* **Required work**
What is the number of lines that include the word "ostvarivanje"? Provide only that figure.

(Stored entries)
━━━━━━━━

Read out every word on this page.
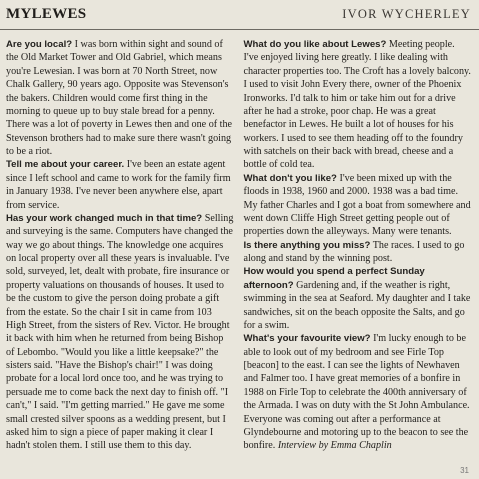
MYLEWES	IVOR WYCHERLEY

Are you local? I was born within sight and sound of the Old Market Tower and Old Gabriel, which means you're Lewesian. I was born at 70 North Street, now Chalk Gallery, 90 years ago. Opposite was Stevenson's the bakers. Children would come first thing in the morning to queue up to buy stale bread for a penny. There was a lot of poverty in Lewes then and one of the Stevenson brothers had to make sure there wasn't going to be a riot.

Tell me about your career. I've been an estate agent since I left school and came to work for the family firm in January 1938. I've never been anywhere else, apart from service.

Has your work changed much in that time? Selling and surveying is the same. Computers have changed the way we go about things. The knowledge one acquires on local property over all these years is invaluable. I've sold, surveyed, let, dealt with probate, fire insurance or property valuations on thousands of houses. It used to be the custom to give the person doing probate a gift from the estate. So the chair I sit in came from 103 High Street, from the sisters of Rev. Victor. He brought it back with him when he returned from being Bishop of Lebombo. "Would you like a little keepsake?" the sisters said. "Have the Bishop's chair!" I was doing probate for a local lord once too, and he was trying to persuade me to come back the next day to finish off. "I can't," I said. "I'm getting married." He gave me some small crested silver spoons as a wedding present, but I asked him to sign a piece of paper making it clear I hadn't stolen them. I still use them to this day.

What do you like about Lewes? Meeting people. I've enjoyed living here greatly. I like dealing with character properties too. The Croft has a lovely balcony. I used to visit John Every there, owner of the Phoenix Ironworks. I'd talk to him or take him out for a drive after he had a stroke, poor chap. He was a great benefactor in Lewes. He built a lot of houses for his workers. I used to see them heading off to the foundry with satchels on their back with bread, cheese and a bottle of cold tea.

What don't you like? I've been mixed up with the floods in 1938, 1960 and 2000. 1938 was a bad time. My father Charles and I got a boat from somewhere and went down Cliffe High Street getting people out of properties down the alleyways. Many were tenants.

Is there anything you miss? The races. I used to go along and stand by the winning post.

How would you spend a perfect Sunday afternoon? Gardening and, if the weather is right, swimming in the sea at Seaford. My daughter and I take sandwiches, sit on the beach opposite the Salts, and go for a swim.

What's your favourite view? I'm lucky enough to be able to look out of my bedroom and see Firle Top [beacon] to the east. I can see the lights of Newhaven and Falmer too. I have great memories of a bonfire in 1988 on Firle Top to celebrate the 400th anniversary of the Armada. I was on duty with the St John Ambulance. Everyone was coming out after a performance at Glyndebourne and motoring up to the beacon to see the bonfire. Interview by Emma Chaplin

31
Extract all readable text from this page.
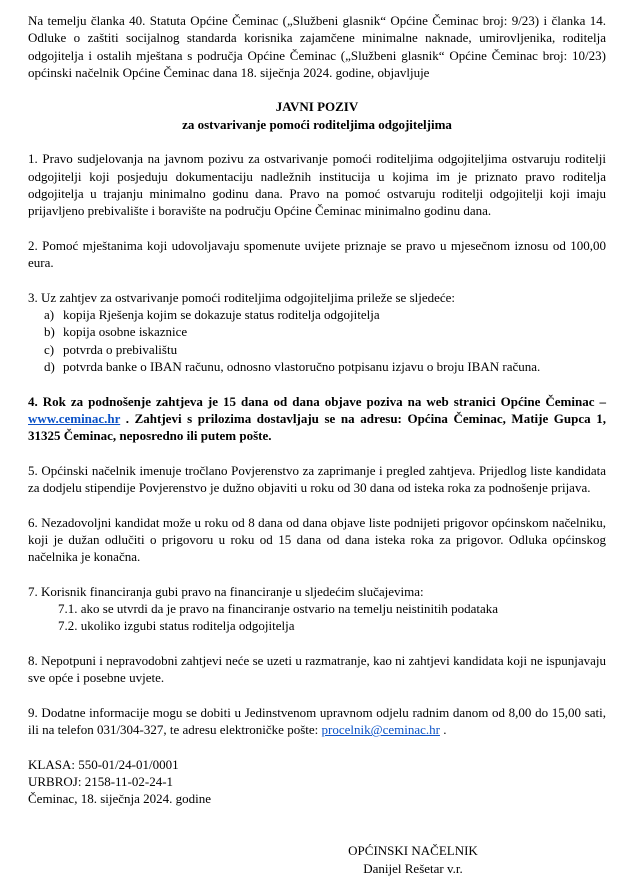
Na temelju članka 40. Statuta Općine Čeminac („Službeni glasnik“ Općine Čeminac broj: 9/23) i članka 14. Odluke o zaštiti socijalnog standarda korisnika zajamčene minimalne naknade, umirovljenika, roditelja odgojitelja i ostalih mještana s područja Općine Čeminac („Službeni glasnik“ Općine Čeminac broj: 10/23) općinski načelnik Općine Čeminac dana 18. siječnja 2024. godine, objavljuje

JAVNI POZIV
za ostvarivanje pomoći roditeljima odgojiteljima

1. Pravo sudjelovanja na javnom pozivu za ostvarivanje pomoći roditeljima odgojiteljima ostvaruju roditelji odgojitelji koji posjeduju dokumentaciju nadležnih institucija u kojima im je priznato pravo roditelja odgojitelja u trajanju minimalno godinu dana. Pravo na pomoć ostvaruju roditelji odgojitelji koji imaju prijavljeno prebivalište i boravište na području Općine Čeminac minimalno godinu dana.

2. Pomoć mještanima koji udovoljavaju spomenute uvijete priznaje se pravo u mjesečnom iznosu od 100,00 eura.

3. Uz zahtjev za ostvarivanje pomoći roditeljima odgojiteljima prileže se sljedeće:
a) kopija Rješenja kojim se dokazuje status roditelja odgojitelja
b) kopija osobne iskaznice
c) potvrda o prebivalištu
d) potvrda banke o IBAN računu, odnosno vlastoručno potpisanu izjavu o broju IBAN računa.

4. Rok za podnošenje zahtjeva je 15 dana od dana objave poziva na web stranici Općine Čeminac – www.ceminac.hr . Zahtjevi s prilozima dostavljaju se na adresu: Općina Čeminac, Matije Gupca 1, 31325 Čeminac, neposredno ili putem pošte.

5. Općinski načelnik imenuje tročlano Povjerenstvo za zaprimanje i pregled zahtjeva. Prijedlog liste kandidata za dodjelu stipendije Povjerenstvo je dužno objaviti u roku od 30 dana od isteka roka za podnošenje prijava.

6. Nezadovoljni kandidat može u roku od 8 dana od dana objave liste podnijeti prigovor općinskom načelniku, koji je dužan odlučiti o prigovoru u roku od 15 dana od dana isteka roka za prigovor. Odluka općinskog načelnika je konačna.

7. Korisnik financiranja gubi pravo na financiranje u sljedećim slučajevima:
7.1. ako se utvrdi da je pravo na financiranje ostvario na temelju neistinitih podataka
7.2. ukoliko izgubi status roditelja odgojitelja

8. Nepotpuni i nepravodobni zahtjevi neće se uzeti u razmatranje, kao ni zahtjevi kandidata koji ne ispunjavaju sve opće i posebne uvjete.

9. Dodatne informacije mogu se dobiti u Jedinstvenom upravnom odjelu radnim danom od 8,00 do 15,00 sati, ili na telefon 031/304-327, te adresu elektroničke pošte: procelnik@ceminac.hr .

KLASA: 550-01/24-01/0001
URBROJ: 2158-11-02-24-1
Čeminac, 18. siječnja 2024. godine
OPĆINSKI NAČELNIK
Danijel Rešetar v.r.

━━━━━━━━

* **Result**
3